- [Problem description]: Please return the part of the SQLMesh write-up from "It's great that" to "multiple changes together.", copied word for word.

- [Page text]:
So I heard about SQL mesh and it ticked a lot of items in my list. Let's check it out a bit.

Integrations

First of all, does it support most of execution engines? Yes. Besides the typical cloud ones (Spark, Databriks, BigQuery, Snowflake, redshift) it also suports traditional RDBMS, trino, and DuckDB/MotherDuck for those situations where you want an analytical engine but don't need distributed computation. Nice.

It also has automatic support for airflow, unlike what was happening with DBT, where every company/team had to create custom airflow code to execute dbt and all of the different steps.

from sqlmesh.schedulers.airflow.integration import SQLMeshAirflow

sqlmesh_airflow = SQLMeshAirflow("spark", default_catalog="spark_catalog")

for dag in sqlmesh_airflow.dags:
    globals()[dag.dag_id] = dag
From SQLMesh documentation

Lifecycle

It's great that one of the sections it Github Actions CI/CD bot and a quick reading has my heart racing. There are automation for

  • Unit test on PR
  • PR environments
  • Back-fill data for changed models
  • Deploy changes to production and merge PRs

This seems dark magic, how is this achievable in a general way?

Well, with some caveats and limitations, and a decision to be taken. It ties software lifecycle to data lifecycle. It gives us two opinionated options to choose from, and I start liking their approach.

  • Desync deployment is more or less what we might be used to. You merge the code and eventually a cron job deploys the changes to production. This however introduces lags and will batch multiple changes together.

- [Supplied records]:
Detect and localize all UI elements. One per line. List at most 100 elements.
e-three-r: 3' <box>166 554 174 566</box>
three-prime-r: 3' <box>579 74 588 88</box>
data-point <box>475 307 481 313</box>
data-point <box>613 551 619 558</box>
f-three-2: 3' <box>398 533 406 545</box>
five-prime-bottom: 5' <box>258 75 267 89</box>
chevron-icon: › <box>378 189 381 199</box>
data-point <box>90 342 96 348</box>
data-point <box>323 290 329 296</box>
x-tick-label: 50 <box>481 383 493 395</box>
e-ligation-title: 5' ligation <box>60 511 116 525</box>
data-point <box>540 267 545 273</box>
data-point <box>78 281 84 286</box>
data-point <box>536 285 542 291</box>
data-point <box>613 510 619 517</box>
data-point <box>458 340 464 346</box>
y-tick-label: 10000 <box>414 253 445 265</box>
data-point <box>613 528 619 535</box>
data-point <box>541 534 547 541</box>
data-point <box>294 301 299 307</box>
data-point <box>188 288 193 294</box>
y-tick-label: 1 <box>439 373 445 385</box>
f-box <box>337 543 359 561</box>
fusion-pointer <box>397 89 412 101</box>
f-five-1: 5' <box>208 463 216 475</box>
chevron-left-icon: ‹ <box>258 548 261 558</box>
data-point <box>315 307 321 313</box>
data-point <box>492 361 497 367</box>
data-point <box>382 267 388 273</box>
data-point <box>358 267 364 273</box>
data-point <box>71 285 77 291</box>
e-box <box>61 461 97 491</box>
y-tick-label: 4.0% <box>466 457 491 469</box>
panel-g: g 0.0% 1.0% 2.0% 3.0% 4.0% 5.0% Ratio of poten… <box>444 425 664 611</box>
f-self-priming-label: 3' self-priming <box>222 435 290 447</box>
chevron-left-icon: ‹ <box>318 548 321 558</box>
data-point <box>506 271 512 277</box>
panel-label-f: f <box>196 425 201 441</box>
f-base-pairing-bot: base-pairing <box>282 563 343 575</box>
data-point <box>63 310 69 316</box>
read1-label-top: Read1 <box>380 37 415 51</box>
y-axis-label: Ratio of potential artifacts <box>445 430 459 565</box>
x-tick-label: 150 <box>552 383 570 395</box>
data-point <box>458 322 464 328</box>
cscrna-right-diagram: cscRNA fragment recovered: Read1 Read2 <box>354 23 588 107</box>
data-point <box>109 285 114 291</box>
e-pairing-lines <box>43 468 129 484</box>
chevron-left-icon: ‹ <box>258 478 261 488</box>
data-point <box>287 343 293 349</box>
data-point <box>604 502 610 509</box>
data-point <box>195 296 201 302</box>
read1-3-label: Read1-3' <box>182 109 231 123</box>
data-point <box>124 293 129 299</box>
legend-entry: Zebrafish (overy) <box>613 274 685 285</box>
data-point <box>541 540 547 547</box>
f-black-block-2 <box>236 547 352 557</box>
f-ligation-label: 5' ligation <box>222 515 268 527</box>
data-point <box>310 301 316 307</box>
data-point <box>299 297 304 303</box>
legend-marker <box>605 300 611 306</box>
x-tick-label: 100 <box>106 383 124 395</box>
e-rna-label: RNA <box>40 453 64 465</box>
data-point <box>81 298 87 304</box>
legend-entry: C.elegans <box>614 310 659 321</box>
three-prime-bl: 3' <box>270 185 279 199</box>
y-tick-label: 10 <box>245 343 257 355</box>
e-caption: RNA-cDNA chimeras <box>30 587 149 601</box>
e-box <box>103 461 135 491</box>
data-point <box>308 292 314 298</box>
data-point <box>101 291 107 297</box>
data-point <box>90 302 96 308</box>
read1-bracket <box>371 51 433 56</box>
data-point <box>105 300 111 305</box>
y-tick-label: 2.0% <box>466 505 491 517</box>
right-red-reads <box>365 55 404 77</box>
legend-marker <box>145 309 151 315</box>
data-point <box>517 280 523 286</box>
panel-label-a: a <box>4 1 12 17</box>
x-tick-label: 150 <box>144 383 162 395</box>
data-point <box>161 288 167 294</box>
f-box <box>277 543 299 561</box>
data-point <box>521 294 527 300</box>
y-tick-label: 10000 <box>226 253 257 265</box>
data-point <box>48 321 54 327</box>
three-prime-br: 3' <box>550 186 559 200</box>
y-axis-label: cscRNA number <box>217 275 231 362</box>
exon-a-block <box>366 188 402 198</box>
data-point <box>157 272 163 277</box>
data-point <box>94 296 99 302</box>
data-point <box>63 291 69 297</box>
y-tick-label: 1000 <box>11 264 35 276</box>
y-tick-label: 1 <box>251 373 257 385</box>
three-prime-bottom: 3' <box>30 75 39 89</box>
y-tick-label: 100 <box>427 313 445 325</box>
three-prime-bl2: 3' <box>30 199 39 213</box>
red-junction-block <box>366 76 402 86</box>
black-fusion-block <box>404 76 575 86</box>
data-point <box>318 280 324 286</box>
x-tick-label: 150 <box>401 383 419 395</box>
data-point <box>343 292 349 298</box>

- [Result of this exercise]:
It's great that one of the sections it Github Actions CI/CD bot and a quick reading has my heart racing. There are automation for

  • Unit test on PR
  • PR environments
  • Back-fill data for changed models
  • Deploy changes to production and merge PRs

This seems dark magic, how is this achievable in a general way?

Well, with some caveats and limitations, and a decision to be taken. It ties software lifecycle to data lifecycle. It gives us two opinionated options to choose from, and I start liking their approach.

  • Desync deployment is more or less what we might be used to. You merge the code and eventually a cron job deploys the changes to production. This however introduces lags and will batch multiple changes together.